* _Text shown_
■ ■ ■

There are also big changes in industry and agriculture with support to cutting-edge research and technologies that will help our farmers reduce emissions and increase productivity, but that is just the start. We are also overhauling our recycling sector to get the most out of our precious resources and materials. Next year our container deposit scheme will come online, and some councils have already begun separating glass at the curb under our landmark new system. For as long as we can remember, our societies and our economies have been built around the linear use of resources—take, use, dispose. We are changing this, and I was proud to speak in support of our historic circular economy bill last year, which embeds our work to completely rethink our relationship with the resources that we rely on. We are also embracing opportunities to protect our state’s precious biodiversity and natural environment, and that means banning logging in old-growth forests and phasing out native timber harvesting as well as our critical work to restore habitat and store carbon in our landscape.

It is easy to list these achievements and actions and to enunciate them, but I do not think that listing them fully conveys the enormity or the difficulty of bringing these reforms about. The practical and political challenges are immense. As one of the newest and perhaps not quite one of the youngest MPs in this Parliament, I watched the debate in this house and in Canberra and I cringed at the conservatives pushing back on every single reform to address climate change. At every turn those opposite have chosen to stand in the way of critical change, and they use every tactic in the book: sidestepping, evading, justifying, exaggerating, fearmongering. The truth is, just as the member for Bentleigh described, they do not want to listen to the science. It is actually extraordinary. They have zero interest in the environment. They have zero interest in addressing climate change. Those opposite have voted against key legislation like our historic Climate Change Act 2017 and our renewable energy targets. They have put thousands of sustainable jobs and our climate at risk. Some of them have called climate change things like ‘rubbish’, ‘a religion’ and ‘a con’. Against every shred of climate science they have called for more coal power. More coal power? What the heck!

I am old enough to remember when being environmentally conscious seemed as simple as following the catchy Do the Right Thing jingle for anti-littering. It was a good jingle, to be sure. I am not going to repeat it. I am sure that there are others in this house that remember the jingle—

Members interjecting.

Ms THEOPHANOUS: That is exactly right. But the world has moved on from there, and it is just a hideous and terrifying reality that the Liberal Party has not.

In my community of Northcote we know and understand the urgency of climate change. We see the global joke that is the federal government’s so-called ambition and the embarrassment that was Australia’s performance at COP26 in Glasgow last year. The Prime Minister may as well have not gone at all. Our country needs leadership, not marketing spin. We need—

Members interjecting

Ms THEOPHANOUS: We need ambitious national targets that will allow Victoria to work hand in hand with a commonwealth that is committed to real transition. We need them yesterday, but May this year might have to do.

■ ■ ■

* _Brief 1_
Put the lines of the records, from the first one through the line containing "The resolution switching device 31 is", into a numbered list, with both ends included and blank lines left out.
The records are unrelated to the speech.

■ ■ ■

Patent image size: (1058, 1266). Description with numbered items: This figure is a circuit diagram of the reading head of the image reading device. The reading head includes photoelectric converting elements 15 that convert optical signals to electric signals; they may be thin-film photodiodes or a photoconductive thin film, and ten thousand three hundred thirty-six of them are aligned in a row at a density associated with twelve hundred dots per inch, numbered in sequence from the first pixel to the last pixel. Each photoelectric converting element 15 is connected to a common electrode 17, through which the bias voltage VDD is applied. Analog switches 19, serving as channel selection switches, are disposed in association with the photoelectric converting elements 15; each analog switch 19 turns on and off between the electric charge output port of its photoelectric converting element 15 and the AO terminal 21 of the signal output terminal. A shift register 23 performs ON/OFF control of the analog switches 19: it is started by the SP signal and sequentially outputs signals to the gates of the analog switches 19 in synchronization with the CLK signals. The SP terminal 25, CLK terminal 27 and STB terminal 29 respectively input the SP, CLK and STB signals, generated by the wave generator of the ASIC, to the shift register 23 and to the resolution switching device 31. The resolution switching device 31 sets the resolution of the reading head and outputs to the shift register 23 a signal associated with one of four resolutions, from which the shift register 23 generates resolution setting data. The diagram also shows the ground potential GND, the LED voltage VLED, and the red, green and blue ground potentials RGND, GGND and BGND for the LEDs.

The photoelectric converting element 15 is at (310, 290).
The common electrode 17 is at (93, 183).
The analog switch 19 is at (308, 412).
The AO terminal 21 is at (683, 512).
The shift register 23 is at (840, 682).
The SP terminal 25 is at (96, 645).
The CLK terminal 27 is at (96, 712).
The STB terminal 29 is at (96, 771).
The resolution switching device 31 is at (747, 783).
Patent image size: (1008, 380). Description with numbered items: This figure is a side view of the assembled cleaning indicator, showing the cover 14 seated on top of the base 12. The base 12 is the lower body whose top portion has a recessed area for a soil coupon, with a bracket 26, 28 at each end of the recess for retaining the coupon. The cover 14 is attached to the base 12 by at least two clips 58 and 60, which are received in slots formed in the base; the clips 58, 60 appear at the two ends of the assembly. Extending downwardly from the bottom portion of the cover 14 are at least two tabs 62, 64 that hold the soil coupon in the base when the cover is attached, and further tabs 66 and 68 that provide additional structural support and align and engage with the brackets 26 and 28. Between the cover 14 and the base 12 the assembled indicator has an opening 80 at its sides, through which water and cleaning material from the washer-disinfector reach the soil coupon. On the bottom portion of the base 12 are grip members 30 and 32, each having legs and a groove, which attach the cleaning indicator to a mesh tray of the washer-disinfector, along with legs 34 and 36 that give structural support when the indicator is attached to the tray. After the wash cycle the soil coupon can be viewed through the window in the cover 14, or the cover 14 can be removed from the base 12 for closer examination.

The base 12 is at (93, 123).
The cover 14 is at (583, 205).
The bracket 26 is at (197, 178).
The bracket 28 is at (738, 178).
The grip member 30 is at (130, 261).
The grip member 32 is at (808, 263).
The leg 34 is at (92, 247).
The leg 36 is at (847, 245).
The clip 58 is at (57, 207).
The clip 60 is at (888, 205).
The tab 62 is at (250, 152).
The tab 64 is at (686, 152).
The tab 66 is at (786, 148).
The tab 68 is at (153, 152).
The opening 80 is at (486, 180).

■ ■ ■

* _Brief 2_
Write what follows in the parliamentary speech on climate change, starting after its last sentence.

* _Task output 1_
1. Patent image size: (1058, 1266). Description with numbered items: This figure is a circuit diagram of the reading head of the image reading device. The reading head includes photoelectric converting elements 15 that convert optical signals to electric signals; they may be thin-film photodiodes or a photoconductive thin film, and ten thousand three hundred thirty-six of them are aligned in a row at a density associated with twelve hundred dots per inch, numbered in sequence from the first pixel to the last pixel. Each photoelectric converting element 15 is connected to a common electrode 17, through which the bias voltage VDD is applied. Analog switches 19, serving as channel selection switches, are disposed in association with the photoelectric converting elements 15; each analog switch 19 turns on and off between the electric charge output port of its photoelectric converting element 15 and the AO terminal 21 of the signal output terminal. A shift register 23 performs ON/OFF control of the analog switches 19: it is started by the SP signal and sequentially outputs signals to the gates of the analog switches 19 in synchronization with the CLK signals. The SP terminal 25, CLK terminal 27 and STB terminal 29 respectively input the SP, CLK and STB signals, generated by the wave generator of the ASIC, to the shift register 23 and to the resolution switching device 31. The resolution switching device 31 sets the resolution of the reading head and outputs to the shift register 23 a signal associated with one of four resolutions, from which the shift register 23 generates resolution setting data. The diagram also shows the ground potential GND, the LED voltage VLED, and the red, green and blue ground potentials RGND, GGND and BGND for the LEDs.
2. The photoelectric converting element 15 is at (310, 290).
3. The common electrode 17 is at (93, 183).
4. The analog switch 19 is at (308, 412).
5. The AO terminal 21 is at (683, 512).
6. The shift register 23 is at (840, 682).
7. The SP terminal 25 is at (96, 645).
8. The CLK terminal 27 is at (96, 712).
9. The STB terminal 29 is at (96, 771).
10. The resolution switching device 31 is at (747, 783).

* _Task output 2_
I have had hundreds of conversations with locals in my electorate over the last three years about climate change and our shared hopes for the future. My community appreciates that reform does not happen by chance but takes years of perseverance, engagement and policy refinement to get the balance right across employment, economy, energy security and environment. We know that real change comes when you have a seat at the table, when you put in the work, when you bring communities with you and when you make brave decisions. That is why I cannot accept the rhetoric from the member for Prahran either. The Greens talk a big game, and they are certainly happy to take credit for the hard work and the hard-won policies of others, but what have they actually delivered? And critically, what have they stood in the way of? The reality is that delivery is not really in their wheelhouse or in their interests. From Greens members standing against wind farms to voting against a federal emissions trading scheme to demonising workers, the Greens have a sad history to reflect on when it comes to climate action.

Time and again we see the Greens use climate action as an opportunity for themselves, an opportunity to protest rather than achieve progress. Critically, their false, divisive zero-sum game of pitting workers against climate action has been a gift to the conservatives—an absolute gift—that has set us back a decade at least, years that we just do not have time to waste on their vanity. Disingenuous political posturing is of course one of their tactics—one of their key tactics. In their desperate search for relevance the Greens will seize on any opportunity for a campaign, not for the cause but for themselves. And it would be laughable if the virtue signalling and disruptive vandalism were not so dangerous, but all it does is alienate communities and make it harder to galvanise support for real change.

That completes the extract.